#### Task statement
Show every line that has the string "Banques" in it.

#### Input material
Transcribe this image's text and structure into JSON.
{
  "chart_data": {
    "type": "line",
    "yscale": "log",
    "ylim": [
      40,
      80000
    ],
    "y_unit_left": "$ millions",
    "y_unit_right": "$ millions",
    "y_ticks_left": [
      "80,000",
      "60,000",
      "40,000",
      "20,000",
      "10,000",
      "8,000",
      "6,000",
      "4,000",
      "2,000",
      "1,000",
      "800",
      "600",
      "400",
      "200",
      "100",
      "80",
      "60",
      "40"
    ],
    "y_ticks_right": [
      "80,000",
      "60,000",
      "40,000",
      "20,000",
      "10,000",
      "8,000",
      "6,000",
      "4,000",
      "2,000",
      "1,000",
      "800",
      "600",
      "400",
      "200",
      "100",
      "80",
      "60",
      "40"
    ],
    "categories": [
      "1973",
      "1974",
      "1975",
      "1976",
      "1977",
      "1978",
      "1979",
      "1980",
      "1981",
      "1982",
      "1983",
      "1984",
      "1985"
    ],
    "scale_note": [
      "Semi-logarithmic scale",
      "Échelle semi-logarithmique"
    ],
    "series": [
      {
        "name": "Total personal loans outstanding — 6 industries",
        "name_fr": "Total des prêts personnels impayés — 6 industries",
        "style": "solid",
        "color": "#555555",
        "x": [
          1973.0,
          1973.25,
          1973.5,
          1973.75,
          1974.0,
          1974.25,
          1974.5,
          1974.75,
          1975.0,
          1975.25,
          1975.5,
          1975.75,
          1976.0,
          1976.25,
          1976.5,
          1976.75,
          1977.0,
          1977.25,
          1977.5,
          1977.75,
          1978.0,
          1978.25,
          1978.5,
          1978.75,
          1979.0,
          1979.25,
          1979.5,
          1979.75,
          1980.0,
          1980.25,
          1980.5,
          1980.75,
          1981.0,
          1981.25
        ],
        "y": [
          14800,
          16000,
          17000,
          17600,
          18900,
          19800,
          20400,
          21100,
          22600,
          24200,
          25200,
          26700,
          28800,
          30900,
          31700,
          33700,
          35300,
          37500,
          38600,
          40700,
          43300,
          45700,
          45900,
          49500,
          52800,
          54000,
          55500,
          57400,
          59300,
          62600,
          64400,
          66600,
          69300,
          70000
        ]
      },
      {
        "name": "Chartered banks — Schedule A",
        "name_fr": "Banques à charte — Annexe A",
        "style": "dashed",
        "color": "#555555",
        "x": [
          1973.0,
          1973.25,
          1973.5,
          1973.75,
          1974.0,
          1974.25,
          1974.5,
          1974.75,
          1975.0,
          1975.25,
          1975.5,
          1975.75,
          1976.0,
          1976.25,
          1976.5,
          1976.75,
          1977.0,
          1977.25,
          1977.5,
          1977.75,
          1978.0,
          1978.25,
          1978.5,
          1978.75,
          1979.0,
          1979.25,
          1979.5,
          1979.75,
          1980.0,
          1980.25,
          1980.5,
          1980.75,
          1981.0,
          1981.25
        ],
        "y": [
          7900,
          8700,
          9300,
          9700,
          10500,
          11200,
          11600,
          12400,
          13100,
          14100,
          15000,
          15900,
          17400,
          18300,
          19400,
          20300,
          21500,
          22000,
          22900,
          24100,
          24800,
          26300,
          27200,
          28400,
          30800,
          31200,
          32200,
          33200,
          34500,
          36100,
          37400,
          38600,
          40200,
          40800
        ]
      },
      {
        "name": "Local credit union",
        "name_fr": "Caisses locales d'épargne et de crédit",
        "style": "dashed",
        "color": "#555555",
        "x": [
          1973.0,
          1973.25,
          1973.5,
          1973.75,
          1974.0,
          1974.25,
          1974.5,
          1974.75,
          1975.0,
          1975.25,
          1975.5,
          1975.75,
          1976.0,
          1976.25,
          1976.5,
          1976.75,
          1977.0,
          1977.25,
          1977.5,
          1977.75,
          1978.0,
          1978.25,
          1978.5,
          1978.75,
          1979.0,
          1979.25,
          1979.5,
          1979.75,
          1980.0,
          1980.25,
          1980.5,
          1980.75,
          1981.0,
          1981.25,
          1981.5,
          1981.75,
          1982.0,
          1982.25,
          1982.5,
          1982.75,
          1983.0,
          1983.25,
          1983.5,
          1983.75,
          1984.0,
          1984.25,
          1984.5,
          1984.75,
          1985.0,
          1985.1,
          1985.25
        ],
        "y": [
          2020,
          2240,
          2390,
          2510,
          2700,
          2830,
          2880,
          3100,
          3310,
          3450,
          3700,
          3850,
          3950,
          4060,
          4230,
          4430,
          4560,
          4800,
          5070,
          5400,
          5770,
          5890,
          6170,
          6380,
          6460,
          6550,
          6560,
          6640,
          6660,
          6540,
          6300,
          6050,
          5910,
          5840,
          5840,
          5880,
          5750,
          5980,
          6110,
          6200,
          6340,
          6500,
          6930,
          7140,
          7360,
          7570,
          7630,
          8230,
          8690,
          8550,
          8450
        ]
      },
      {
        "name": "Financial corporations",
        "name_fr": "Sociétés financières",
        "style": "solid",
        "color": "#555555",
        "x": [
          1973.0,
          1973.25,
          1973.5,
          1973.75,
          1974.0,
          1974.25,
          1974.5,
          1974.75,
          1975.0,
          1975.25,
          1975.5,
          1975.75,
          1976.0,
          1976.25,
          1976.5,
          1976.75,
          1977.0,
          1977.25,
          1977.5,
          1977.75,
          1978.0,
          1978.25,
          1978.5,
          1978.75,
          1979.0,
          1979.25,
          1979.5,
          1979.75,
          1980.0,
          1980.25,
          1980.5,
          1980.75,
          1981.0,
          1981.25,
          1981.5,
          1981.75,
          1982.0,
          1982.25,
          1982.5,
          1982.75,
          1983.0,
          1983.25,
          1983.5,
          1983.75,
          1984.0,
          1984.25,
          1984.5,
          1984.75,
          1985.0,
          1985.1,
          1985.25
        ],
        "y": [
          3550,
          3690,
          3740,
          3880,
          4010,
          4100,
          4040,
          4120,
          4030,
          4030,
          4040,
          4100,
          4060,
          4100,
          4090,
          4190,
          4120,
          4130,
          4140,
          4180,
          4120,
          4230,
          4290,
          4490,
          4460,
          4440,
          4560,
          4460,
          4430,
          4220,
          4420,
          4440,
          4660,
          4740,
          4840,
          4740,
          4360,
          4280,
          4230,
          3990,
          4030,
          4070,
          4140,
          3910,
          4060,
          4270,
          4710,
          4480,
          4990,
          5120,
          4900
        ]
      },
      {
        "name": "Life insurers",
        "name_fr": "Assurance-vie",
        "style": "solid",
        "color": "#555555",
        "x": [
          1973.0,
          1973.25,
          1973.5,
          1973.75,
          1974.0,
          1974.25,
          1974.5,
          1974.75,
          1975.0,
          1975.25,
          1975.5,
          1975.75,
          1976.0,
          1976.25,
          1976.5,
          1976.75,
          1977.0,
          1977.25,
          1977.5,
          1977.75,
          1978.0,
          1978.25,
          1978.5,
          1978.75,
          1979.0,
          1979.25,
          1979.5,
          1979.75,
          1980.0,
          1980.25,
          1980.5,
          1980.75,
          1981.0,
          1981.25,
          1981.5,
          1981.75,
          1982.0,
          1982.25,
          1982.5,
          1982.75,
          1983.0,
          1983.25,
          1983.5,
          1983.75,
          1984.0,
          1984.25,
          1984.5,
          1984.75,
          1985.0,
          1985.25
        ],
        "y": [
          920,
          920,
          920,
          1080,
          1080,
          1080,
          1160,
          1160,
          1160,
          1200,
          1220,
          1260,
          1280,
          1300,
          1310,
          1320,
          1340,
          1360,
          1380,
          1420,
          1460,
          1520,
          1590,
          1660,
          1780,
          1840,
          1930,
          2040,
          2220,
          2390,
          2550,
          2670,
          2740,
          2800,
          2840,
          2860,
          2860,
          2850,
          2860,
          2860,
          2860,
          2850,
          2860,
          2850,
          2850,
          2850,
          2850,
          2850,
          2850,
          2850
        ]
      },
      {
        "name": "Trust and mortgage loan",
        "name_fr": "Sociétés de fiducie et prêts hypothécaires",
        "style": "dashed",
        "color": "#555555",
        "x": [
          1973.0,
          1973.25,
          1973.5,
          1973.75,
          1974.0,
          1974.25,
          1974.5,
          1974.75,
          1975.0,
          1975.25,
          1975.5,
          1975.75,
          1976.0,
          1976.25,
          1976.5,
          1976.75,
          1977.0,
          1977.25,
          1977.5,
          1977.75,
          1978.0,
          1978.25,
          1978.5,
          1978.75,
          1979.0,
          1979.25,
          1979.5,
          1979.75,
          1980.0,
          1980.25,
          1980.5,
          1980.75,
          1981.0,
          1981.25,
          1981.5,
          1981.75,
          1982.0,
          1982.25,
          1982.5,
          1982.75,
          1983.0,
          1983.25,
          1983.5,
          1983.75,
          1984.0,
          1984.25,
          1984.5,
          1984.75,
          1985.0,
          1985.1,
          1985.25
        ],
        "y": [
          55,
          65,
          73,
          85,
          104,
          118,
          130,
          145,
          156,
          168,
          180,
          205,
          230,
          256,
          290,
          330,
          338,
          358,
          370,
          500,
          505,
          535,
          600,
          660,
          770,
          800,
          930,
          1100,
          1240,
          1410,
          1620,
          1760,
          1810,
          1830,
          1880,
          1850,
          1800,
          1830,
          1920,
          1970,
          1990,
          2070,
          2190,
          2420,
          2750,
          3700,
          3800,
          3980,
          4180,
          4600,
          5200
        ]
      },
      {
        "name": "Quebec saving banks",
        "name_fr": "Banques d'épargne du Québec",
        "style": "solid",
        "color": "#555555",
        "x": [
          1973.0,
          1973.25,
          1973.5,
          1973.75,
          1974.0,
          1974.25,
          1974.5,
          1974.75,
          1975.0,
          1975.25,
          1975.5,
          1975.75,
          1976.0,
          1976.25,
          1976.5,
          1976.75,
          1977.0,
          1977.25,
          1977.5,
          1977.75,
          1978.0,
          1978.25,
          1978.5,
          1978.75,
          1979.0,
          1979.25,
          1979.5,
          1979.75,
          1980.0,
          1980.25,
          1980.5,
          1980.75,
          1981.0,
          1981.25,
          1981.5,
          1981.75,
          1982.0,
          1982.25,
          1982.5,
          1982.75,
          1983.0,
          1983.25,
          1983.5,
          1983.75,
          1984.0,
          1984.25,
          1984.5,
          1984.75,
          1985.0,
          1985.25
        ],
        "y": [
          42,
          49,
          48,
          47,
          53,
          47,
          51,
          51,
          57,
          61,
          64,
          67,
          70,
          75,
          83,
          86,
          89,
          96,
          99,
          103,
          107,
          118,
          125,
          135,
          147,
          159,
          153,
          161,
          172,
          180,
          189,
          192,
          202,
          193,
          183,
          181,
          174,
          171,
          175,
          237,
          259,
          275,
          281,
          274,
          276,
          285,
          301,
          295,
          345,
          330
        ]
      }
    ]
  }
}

#### Solution for this exercise
        "name_fr": "Banques à charte — Annexe A",
        "name_fr": "Banques d'épargne du Québec",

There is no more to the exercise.